(What the exercise asks): Below are the records. Gather each line that holds "average".

(Stored rows):
......

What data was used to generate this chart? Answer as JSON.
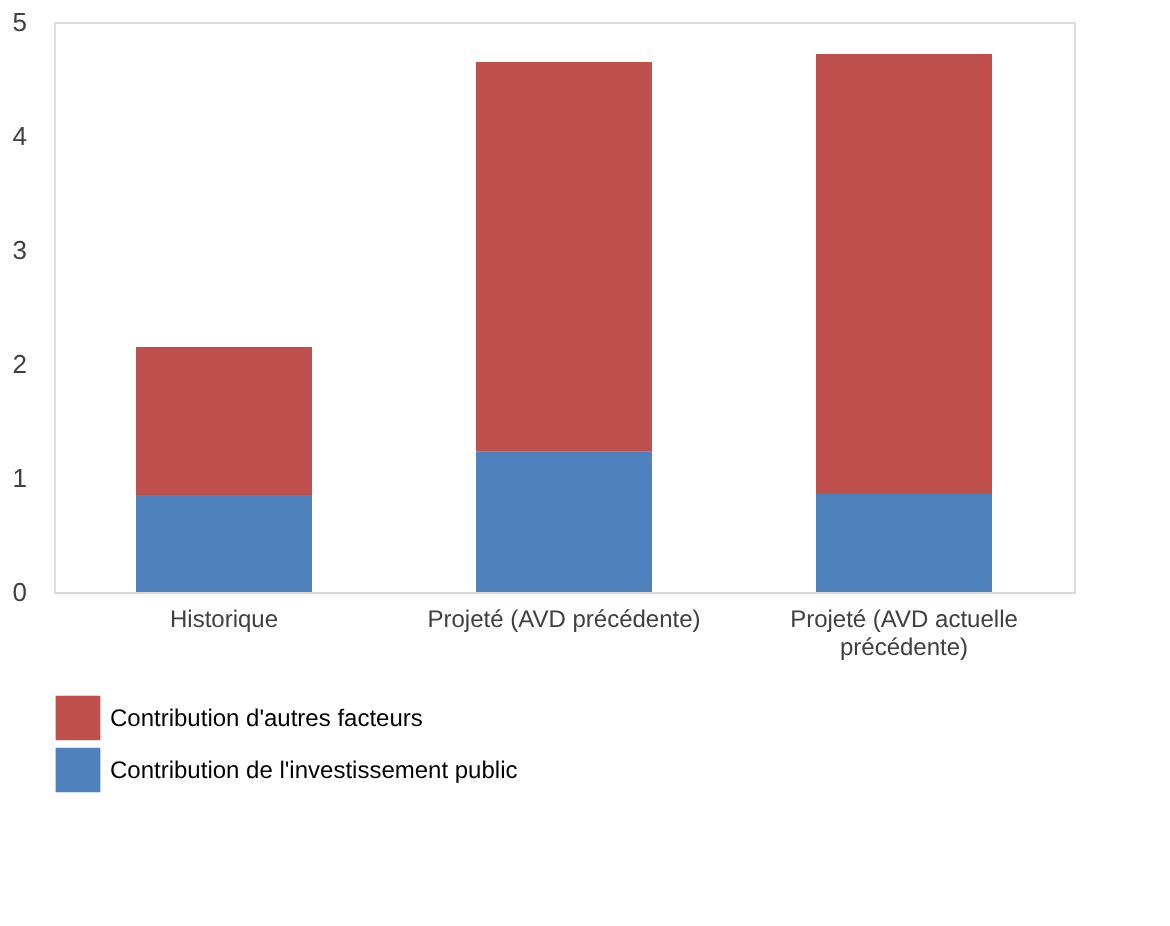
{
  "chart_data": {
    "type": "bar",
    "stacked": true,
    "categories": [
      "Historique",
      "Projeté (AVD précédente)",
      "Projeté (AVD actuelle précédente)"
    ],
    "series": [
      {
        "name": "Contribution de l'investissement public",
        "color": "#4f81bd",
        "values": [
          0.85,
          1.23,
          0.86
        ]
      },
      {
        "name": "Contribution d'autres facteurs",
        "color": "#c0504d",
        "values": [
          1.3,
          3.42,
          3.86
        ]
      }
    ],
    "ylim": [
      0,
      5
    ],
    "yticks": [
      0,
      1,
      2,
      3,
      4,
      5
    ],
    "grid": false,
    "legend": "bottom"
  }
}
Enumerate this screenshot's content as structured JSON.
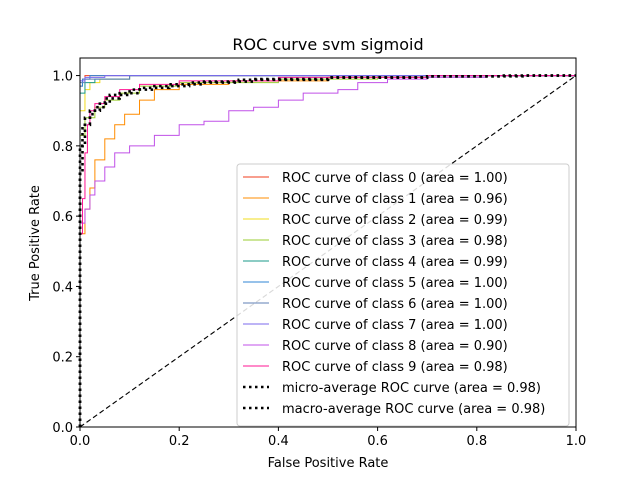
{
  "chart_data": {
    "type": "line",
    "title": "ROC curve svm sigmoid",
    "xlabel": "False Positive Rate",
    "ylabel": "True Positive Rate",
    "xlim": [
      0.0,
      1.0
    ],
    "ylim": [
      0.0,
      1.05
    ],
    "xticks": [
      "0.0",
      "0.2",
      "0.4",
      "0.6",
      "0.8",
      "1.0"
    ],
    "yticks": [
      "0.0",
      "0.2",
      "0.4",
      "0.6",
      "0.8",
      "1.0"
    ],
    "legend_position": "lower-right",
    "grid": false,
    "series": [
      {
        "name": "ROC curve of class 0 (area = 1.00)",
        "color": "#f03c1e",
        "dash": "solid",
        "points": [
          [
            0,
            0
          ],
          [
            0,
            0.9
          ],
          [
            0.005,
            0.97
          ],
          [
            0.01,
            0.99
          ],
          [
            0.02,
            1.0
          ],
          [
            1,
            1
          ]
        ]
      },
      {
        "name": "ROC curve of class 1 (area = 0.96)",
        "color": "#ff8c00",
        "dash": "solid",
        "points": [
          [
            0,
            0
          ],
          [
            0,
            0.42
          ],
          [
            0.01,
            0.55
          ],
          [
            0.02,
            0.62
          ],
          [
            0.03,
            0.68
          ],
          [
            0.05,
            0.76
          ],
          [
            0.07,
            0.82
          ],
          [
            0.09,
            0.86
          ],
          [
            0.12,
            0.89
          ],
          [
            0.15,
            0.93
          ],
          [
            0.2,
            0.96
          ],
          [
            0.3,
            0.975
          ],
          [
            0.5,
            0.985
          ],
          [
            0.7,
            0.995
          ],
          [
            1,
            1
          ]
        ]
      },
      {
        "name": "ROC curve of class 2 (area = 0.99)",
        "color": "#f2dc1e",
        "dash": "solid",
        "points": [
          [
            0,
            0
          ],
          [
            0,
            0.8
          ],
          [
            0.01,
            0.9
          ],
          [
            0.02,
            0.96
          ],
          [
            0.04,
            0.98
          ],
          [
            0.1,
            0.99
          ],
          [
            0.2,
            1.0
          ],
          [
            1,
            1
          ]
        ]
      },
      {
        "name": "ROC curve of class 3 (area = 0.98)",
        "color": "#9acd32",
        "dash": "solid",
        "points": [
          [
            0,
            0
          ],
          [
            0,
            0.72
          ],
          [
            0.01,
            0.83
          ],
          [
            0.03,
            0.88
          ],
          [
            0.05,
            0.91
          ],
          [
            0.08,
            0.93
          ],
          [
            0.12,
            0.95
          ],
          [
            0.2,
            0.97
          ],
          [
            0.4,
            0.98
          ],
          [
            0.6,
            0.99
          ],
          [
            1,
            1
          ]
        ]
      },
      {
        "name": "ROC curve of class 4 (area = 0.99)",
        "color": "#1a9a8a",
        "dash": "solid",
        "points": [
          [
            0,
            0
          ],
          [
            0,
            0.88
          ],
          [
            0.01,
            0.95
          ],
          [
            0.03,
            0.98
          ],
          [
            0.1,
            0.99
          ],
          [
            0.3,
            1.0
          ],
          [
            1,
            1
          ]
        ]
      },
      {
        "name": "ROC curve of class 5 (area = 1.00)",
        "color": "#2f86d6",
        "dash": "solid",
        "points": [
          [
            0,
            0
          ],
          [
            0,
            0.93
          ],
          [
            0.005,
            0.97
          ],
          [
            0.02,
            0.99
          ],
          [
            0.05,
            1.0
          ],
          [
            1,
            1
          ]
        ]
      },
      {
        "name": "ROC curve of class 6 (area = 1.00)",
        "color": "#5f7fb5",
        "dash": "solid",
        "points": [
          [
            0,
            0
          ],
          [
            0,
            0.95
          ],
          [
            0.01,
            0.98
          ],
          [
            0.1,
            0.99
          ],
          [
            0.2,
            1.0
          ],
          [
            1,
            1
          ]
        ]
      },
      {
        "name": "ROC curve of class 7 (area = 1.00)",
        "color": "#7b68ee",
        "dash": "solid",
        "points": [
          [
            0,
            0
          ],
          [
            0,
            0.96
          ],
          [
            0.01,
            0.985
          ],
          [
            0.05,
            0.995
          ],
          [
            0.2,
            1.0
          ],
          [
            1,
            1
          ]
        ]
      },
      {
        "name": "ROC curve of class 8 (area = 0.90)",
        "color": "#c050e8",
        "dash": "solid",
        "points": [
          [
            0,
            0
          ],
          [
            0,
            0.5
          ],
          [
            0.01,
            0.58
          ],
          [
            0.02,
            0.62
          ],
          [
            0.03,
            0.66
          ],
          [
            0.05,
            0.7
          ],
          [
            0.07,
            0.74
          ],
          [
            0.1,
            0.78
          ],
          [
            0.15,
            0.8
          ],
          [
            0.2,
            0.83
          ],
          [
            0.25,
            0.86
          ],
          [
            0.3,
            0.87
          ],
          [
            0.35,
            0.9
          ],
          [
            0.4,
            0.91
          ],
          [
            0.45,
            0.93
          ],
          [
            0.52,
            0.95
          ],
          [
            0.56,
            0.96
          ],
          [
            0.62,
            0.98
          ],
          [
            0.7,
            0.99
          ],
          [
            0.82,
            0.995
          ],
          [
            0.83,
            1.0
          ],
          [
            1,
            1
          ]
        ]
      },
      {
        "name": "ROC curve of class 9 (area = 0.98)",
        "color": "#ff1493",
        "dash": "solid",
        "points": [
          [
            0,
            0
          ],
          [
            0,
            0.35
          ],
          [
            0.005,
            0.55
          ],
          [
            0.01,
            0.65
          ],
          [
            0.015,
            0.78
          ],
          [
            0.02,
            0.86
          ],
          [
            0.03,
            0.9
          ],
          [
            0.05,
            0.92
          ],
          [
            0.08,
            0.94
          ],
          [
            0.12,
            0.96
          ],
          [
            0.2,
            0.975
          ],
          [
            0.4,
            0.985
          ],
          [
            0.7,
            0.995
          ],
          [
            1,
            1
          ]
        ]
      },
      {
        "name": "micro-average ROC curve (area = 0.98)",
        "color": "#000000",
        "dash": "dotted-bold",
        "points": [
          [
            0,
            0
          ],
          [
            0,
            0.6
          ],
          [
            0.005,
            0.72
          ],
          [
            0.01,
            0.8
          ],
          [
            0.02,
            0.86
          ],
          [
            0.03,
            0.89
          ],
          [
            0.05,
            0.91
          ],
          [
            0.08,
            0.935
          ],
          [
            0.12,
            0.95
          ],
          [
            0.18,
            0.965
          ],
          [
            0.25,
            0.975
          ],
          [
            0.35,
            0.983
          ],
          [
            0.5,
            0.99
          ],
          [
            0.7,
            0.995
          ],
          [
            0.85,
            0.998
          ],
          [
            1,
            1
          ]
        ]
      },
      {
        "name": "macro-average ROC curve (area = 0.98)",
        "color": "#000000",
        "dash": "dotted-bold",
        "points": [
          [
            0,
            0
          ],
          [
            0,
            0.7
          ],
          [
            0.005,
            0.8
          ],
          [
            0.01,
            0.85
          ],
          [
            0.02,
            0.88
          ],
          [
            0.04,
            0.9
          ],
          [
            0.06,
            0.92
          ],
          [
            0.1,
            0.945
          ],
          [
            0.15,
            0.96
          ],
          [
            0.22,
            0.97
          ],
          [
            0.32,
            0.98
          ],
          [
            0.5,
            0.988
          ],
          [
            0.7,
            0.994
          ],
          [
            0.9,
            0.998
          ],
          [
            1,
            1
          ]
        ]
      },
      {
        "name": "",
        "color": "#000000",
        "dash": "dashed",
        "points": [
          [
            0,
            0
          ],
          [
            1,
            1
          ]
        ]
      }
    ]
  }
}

......

(Reply):
        "name": "micro-average ROC curve (area = 0.98)",
        "name": "macro-average ROC curve (area = 0.98)",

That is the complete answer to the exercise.